● Stored entries
◆ ◆ ◆ ◆ ◆

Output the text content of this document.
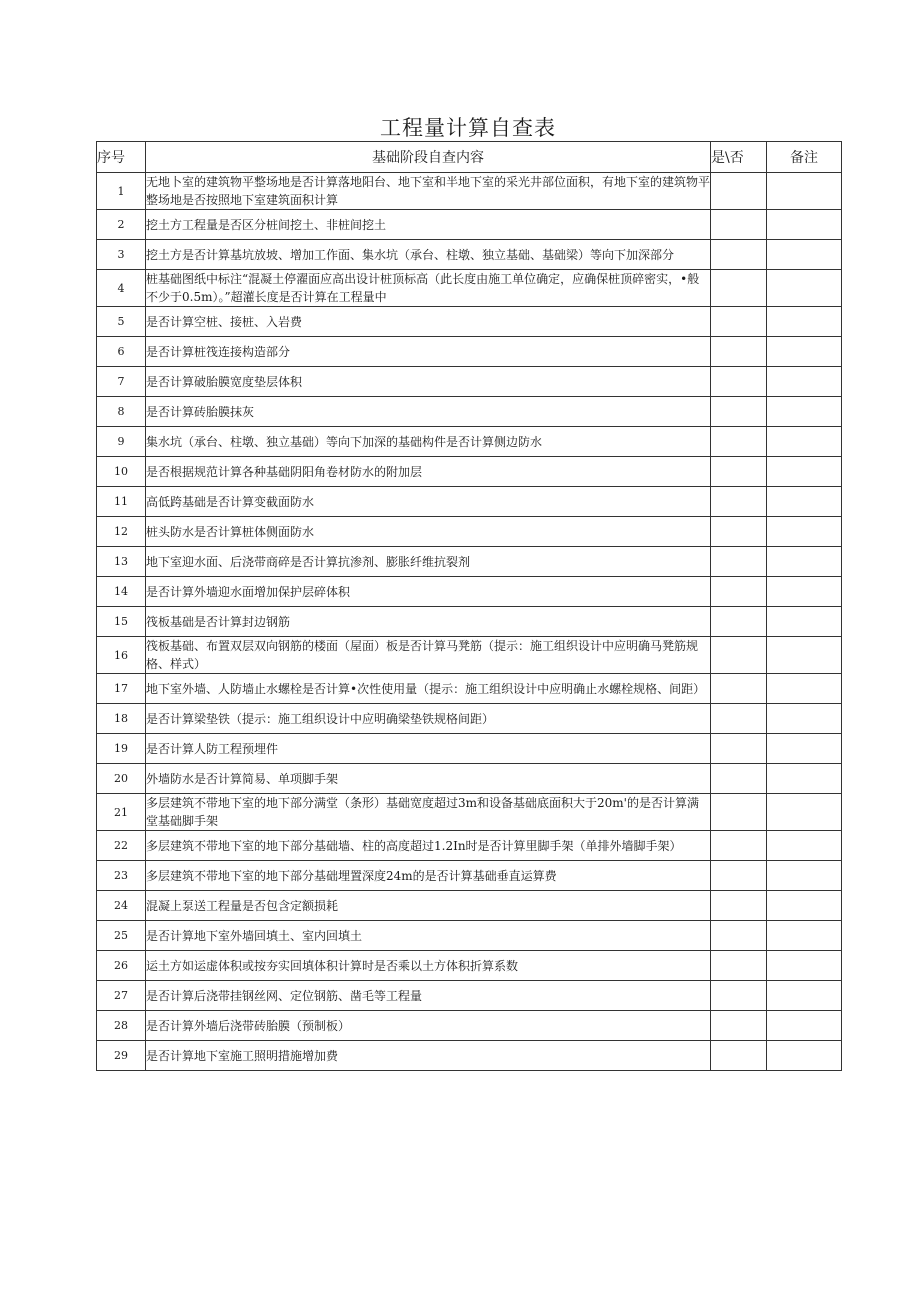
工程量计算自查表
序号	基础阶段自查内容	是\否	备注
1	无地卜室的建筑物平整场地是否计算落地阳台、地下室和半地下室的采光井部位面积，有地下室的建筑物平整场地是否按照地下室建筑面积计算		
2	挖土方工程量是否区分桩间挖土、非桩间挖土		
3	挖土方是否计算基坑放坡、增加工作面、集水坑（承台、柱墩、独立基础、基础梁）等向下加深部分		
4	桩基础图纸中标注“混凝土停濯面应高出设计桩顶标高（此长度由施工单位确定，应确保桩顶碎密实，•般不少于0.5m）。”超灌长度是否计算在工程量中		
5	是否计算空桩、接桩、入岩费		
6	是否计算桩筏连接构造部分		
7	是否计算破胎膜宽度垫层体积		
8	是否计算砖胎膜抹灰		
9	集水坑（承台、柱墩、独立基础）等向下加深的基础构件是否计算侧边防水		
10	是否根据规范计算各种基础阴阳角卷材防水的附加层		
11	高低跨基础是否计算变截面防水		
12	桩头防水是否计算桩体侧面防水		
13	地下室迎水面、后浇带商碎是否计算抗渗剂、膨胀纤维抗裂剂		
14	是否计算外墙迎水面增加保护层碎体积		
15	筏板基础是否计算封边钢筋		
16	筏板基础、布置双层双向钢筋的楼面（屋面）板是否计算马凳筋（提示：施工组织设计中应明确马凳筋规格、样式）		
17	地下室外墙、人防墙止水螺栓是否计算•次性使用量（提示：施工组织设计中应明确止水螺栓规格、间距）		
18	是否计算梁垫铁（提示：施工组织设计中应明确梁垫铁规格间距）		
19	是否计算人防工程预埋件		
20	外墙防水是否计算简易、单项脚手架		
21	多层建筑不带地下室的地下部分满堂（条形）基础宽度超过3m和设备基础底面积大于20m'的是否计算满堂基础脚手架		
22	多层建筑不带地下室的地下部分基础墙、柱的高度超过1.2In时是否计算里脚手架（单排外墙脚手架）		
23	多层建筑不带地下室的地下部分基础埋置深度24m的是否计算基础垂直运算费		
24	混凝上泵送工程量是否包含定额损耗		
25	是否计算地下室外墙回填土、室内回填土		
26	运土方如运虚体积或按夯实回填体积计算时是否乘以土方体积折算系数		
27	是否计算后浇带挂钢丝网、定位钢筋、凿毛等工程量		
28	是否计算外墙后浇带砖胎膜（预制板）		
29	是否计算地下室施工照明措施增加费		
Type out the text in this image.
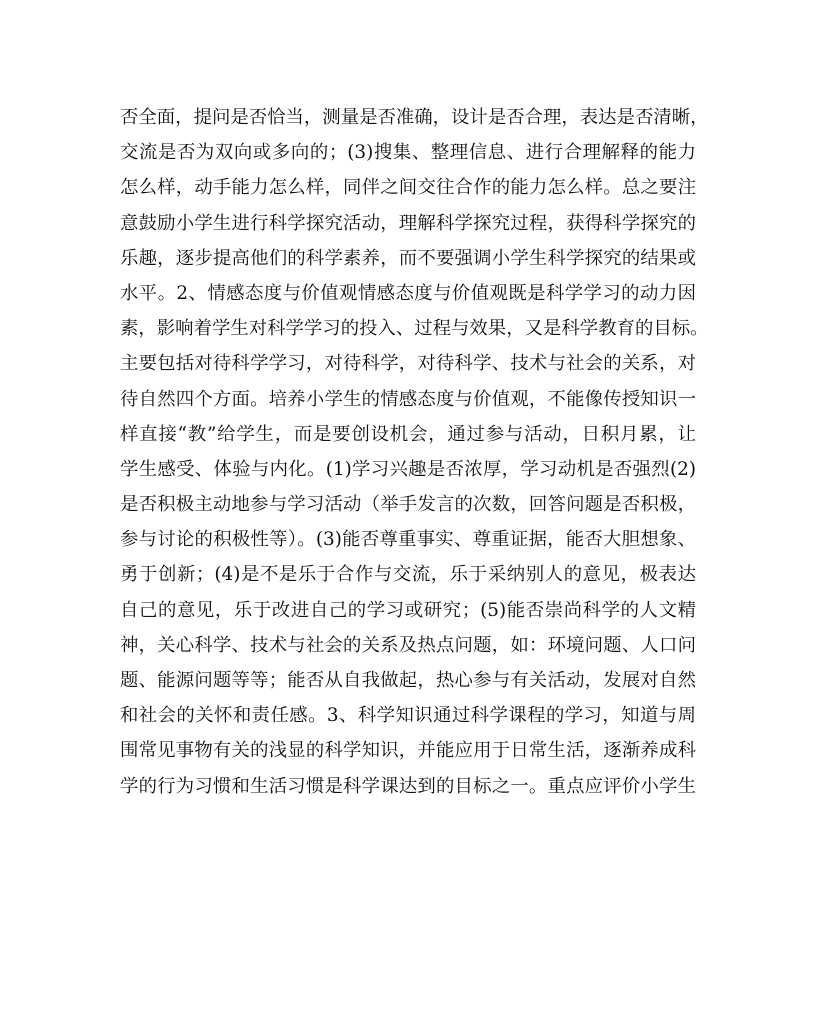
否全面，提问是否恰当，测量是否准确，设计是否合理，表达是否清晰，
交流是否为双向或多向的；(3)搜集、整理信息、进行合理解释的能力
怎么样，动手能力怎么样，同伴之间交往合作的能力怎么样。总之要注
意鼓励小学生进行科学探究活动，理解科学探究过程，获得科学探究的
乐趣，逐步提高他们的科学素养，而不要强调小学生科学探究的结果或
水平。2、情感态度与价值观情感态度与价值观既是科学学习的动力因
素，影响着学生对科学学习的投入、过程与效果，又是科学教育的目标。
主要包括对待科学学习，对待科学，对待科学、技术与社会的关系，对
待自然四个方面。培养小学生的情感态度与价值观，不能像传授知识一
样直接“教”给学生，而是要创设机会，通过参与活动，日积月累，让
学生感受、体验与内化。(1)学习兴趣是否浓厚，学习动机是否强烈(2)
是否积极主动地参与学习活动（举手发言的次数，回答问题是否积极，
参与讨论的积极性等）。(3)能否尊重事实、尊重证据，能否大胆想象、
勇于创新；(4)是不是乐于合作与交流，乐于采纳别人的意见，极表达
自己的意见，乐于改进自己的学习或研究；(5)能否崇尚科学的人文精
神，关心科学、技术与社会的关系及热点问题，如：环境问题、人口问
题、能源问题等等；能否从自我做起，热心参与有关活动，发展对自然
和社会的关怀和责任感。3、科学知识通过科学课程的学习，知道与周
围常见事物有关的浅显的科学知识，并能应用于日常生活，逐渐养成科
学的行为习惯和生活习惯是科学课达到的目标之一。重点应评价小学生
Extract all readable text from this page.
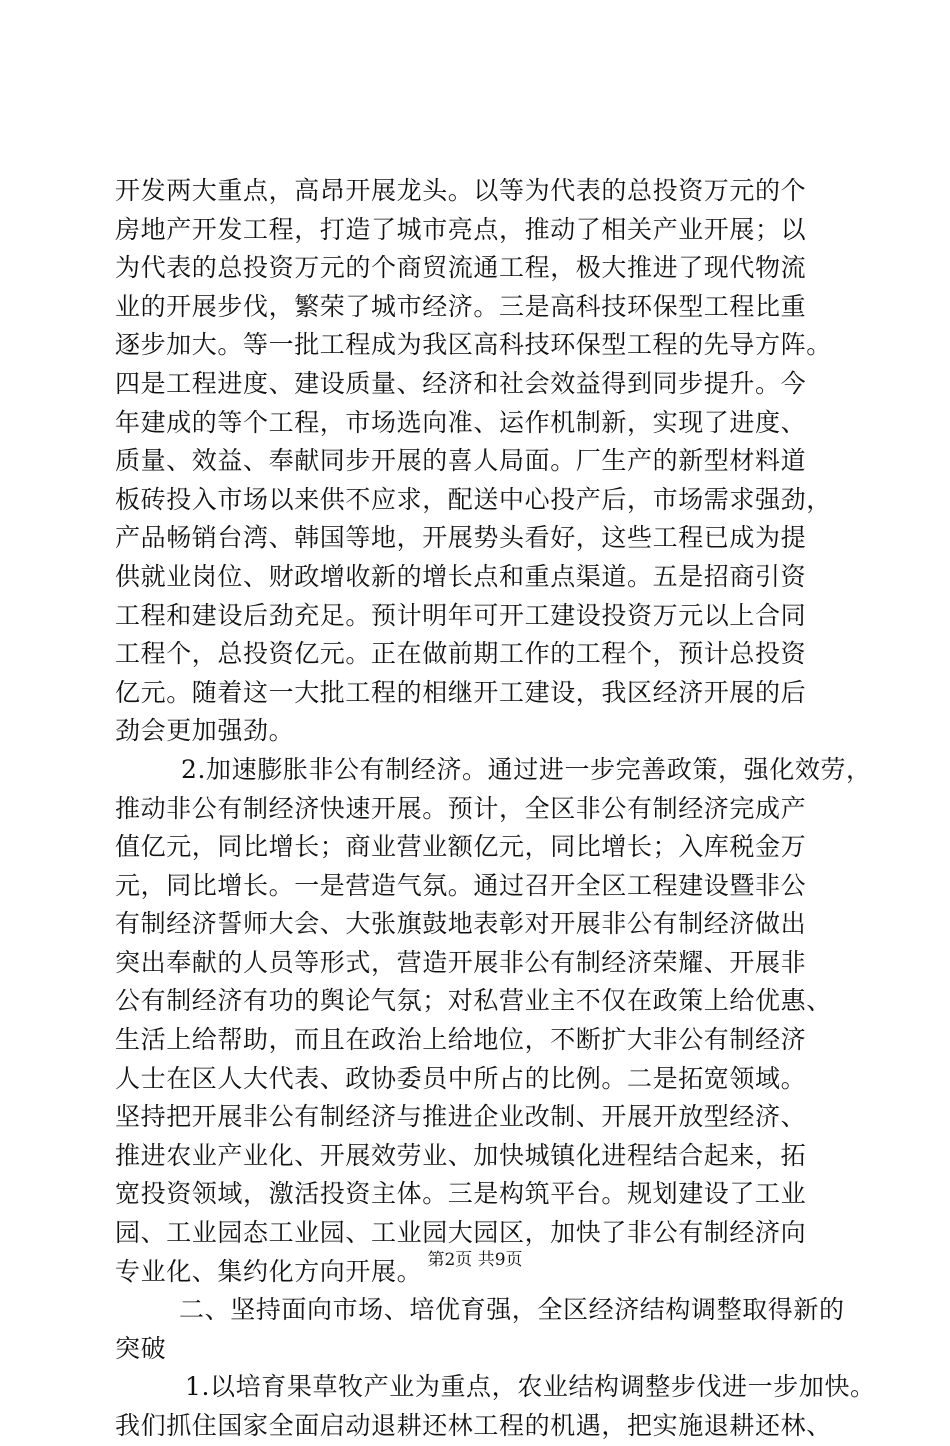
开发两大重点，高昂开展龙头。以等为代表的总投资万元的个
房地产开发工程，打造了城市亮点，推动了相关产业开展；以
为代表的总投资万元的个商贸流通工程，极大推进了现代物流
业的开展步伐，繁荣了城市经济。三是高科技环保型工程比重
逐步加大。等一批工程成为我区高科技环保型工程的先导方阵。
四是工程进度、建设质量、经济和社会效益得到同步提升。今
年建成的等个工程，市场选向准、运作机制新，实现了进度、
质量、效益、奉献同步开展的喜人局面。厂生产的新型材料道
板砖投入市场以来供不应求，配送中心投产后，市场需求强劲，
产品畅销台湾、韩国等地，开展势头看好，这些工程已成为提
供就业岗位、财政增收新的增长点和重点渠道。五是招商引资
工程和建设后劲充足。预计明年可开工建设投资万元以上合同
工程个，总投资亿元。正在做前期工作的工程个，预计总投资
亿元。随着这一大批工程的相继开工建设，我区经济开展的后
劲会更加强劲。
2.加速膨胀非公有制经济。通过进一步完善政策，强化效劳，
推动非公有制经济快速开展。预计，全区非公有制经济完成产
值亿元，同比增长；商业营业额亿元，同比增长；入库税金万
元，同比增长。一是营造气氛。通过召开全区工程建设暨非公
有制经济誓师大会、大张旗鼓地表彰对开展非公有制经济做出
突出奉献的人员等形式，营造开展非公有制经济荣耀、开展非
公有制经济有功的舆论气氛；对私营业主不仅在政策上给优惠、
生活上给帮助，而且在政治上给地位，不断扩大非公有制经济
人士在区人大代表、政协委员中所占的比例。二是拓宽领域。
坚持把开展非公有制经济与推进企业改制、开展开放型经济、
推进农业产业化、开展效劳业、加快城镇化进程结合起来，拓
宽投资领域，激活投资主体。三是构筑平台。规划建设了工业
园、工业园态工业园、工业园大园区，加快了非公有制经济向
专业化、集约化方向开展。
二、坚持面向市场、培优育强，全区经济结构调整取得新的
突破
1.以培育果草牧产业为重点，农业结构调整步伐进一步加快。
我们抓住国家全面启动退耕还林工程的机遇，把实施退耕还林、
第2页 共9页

◆ ◆ ◆ ◆ ◆

● GIVEN PROBLEM
Exclude the pictures, and transcribe all of the material exactly.

● FINISHED TASK
Output the text content of this document.
工程量计算自查表
序号	基础阶段自查内容	是\否	备注
1	无地卜室的建筑物平整场地是否计算落地阳台、地下室和半地下室的采光井部位面积，有地下室的建筑物平整场地是否按照地下室建筑面积计算		
2	挖土方工程量是否区分桩间挖土、非桩间挖土		
3	挖土方是否计算基坑放坡、增加工作面、集水坑（承台、柱墩、独立基础、基础梁）等向下加深部分		
4	桩基础图纸中标注“混凝土停濯面应高出设计桩顶标高（此长度由施工单位确定，应确保桩顶碎密实，•般不少于0.5m）。”超灌长度是否计算在工程量中		
5	是否计算空桩、接桩、入岩费		
6	是否计算桩筏连接构造部分		
7	是否计算破胎膜宽度垫层体积		
8	是否计算砖胎膜抹灰		
9	集水坑（承台、柱墩、独立基础）等向下加深的基础构件是否计算侧边防水		
10	是否根据规范计算各种基础阴阳角卷材防水的附加层		
11	高低跨基础是否计算变截面防水		
12	桩头防水是否计算桩体侧面防水		
13	地下室迎水面、后浇带商碎是否计算抗渗剂、膨胀纤维抗裂剂		
14	是否计算外墙迎水面增加保护层碎体积		
15	筏板基础是否计算封边钢筋		
16	筏板基础、布置双层双向钢筋的楼面（屋面）板是否计算马凳筋（提示：施工组织设计中应明确马凳筋规格、样式）		
17	地下室外墙、人防墙止水螺栓是否计算•次性使用量（提示：施工组织设计中应明确止水螺栓规格、间距）		
18	是否计算梁垫铁（提示：施工组织设计中应明确梁垫铁规格间距）		
19	是否计算人防工程预埋件		
20	外墙防水是否计算简易、单项脚手架		
21	多层建筑不带地下室的地下部分满堂（条形）基础宽度超过3m和设备基础底面积大于20m'的是否计算满堂基础脚手架		
22	多层建筑不带地下室的地下部分基础墙、柱的高度超过1.2In时是否计算里脚手架（单排外墙脚手架）		
23	多层建筑不带地下室的地下部分基础埋置深度24m的是否计算基础垂直运算费		
24	混凝上泵送工程量是否包含定额损耗		
25	是否计算地下室外墙回填土、室内回填土		
26	运土方如运虚体积或按夯实回填体积计算时是否乘以土方体积折算系数		
27	是否计算后浇带挂钢丝网、定位钢筋、凿毛等工程量		
28	是否计算外墙后浇带砖胎膜（预制板）		
29	是否计算地下室施工照明措施增加费		
Type out the text in this image.
否全面，提问是否恰当，测量是否准确，设计是否合理，表达是否清晰，
交流是否为双向或多向的；(3)搜集、整理信息、进行合理解释的能力
怎么样，动手能力怎么样，同伴之间交往合作的能力怎么样。总之要注
意鼓励小学生进行科学探究活动，理解科学探究过程，获得科学探究的
乐趣，逐步提高他们的科学素养，而不要强调小学生科学探究的结果或
水平。2、情感态度与价值观情感态度与价值观既是科学学习的动力因
素，影响着学生对科学学习的投入、过程与效果，又是科学教育的目标。
主要包括对待科学学习，对待科学，对待科学、技术与社会的关系，对
待自然四个方面。培养小学生的情感态度与价值观，不能像传授知识一
样直接“教”给学生，而是要创设机会，通过参与活动，日积月累，让
学生感受、体验与内化。(1)学习兴趣是否浓厚，学习动机是否强烈(2)
是否积极主动地参与学习活动（举手发言的次数，回答问题是否积极，
参与讨论的积极性等）。(3)能否尊重事实、尊重证据，能否大胆想象、
勇于创新；(4)是不是乐于合作与交流，乐于采纳别人的意见，极表达
自己的意见，乐于改进自己的学习或研究；(5)能否崇尚科学的人文精
神，关心科学、技术与社会的关系及热点问题，如：环境问题、人口问
题、能源问题等等；能否从自我做起，热心参与有关活动，发展对自然
和社会的关怀和责任感。3、科学知识通过科学课程的学习，知道与周
围常见事物有关的浅显的科学知识，并能应用于日常生活，逐渐养成科
学的行为习惯和生活习惯是科学课达到的目标之一。重点应评价小学生
Extract all readable text from this page.
开发两大重点，高昂开展龙头。以等为代表的总投资万元的个
房地产开发工程，打造了城市亮点，推动了相关产业开展；以
为代表的总投资万元的个商贸流通工程，极大推进了现代物流
业的开展步伐，繁荣了城市经济。三是高科技环保型工程比重
逐步加大。等一批工程成为我区高科技环保型工程的先导方阵。
四是工程进度、建设质量、经济和社会效益得到同步提升。今
年建成的等个工程，市场选向准、运作机制新，实现了进度、
质量、效益、奉献同步开展的喜人局面。厂生产的新型材料道
板砖投入市场以来供不应求，配送中心投产后，市场需求强劲，
产品畅销台湾、韩国等地，开展势头看好，这些工程已成为提
供就业岗位、财政增收新的增长点和重点渠道。五是招商引资
工程和建设后劲充足。预计明年可开工建设投资万元以上合同
工程个，总投资亿元。正在做前期工作的工程个，预计总投资
亿元。随着这一大批工程的相继开工建设，我区经济开展的后
劲会更加强劲。
2.加速膨胀非公有制经济。通过进一步完善政策，强化效劳，
推动非公有制经济快速开展。预计，全区非公有制经济完成产
值亿元，同比增长；商业营业额亿元，同比增长；入库税金万
元，同比增长。一是营造气氛。通过召开全区工程建设暨非公
有制经济誓师大会、大张旗鼓地表彰对开展非公有制经济做出
突出奉献的人员等形式，营造开展非公有制经济荣耀、开展非
公有制经济有功的舆论气氛；对私营业主不仅在政策上给优惠、
生活上给帮助，而且在政治上给地位，不断扩大非公有制经济
人士在区人大代表、政协委员中所占的比例。二是拓宽领域。
坚持把开展非公有制经济与推进企业改制、开展开放型经济、
推进农业产业化、开展效劳业、加快城镇化进程结合起来，拓
宽投资领域，激活投资主体。三是构筑平台。规划建设了工业
园、工业园态工业园、工业园大园区，加快了非公有制经济向
专业化、集约化方向开展。
二、坚持面向市场、培优育强，全区经济结构调整取得新的
突破
1.以培育果草牧产业为重点，农业结构调整步伐进一步加快。
我们抓住国家全面启动退耕还林工程的机遇，把实施退耕还林、
第2页 共9页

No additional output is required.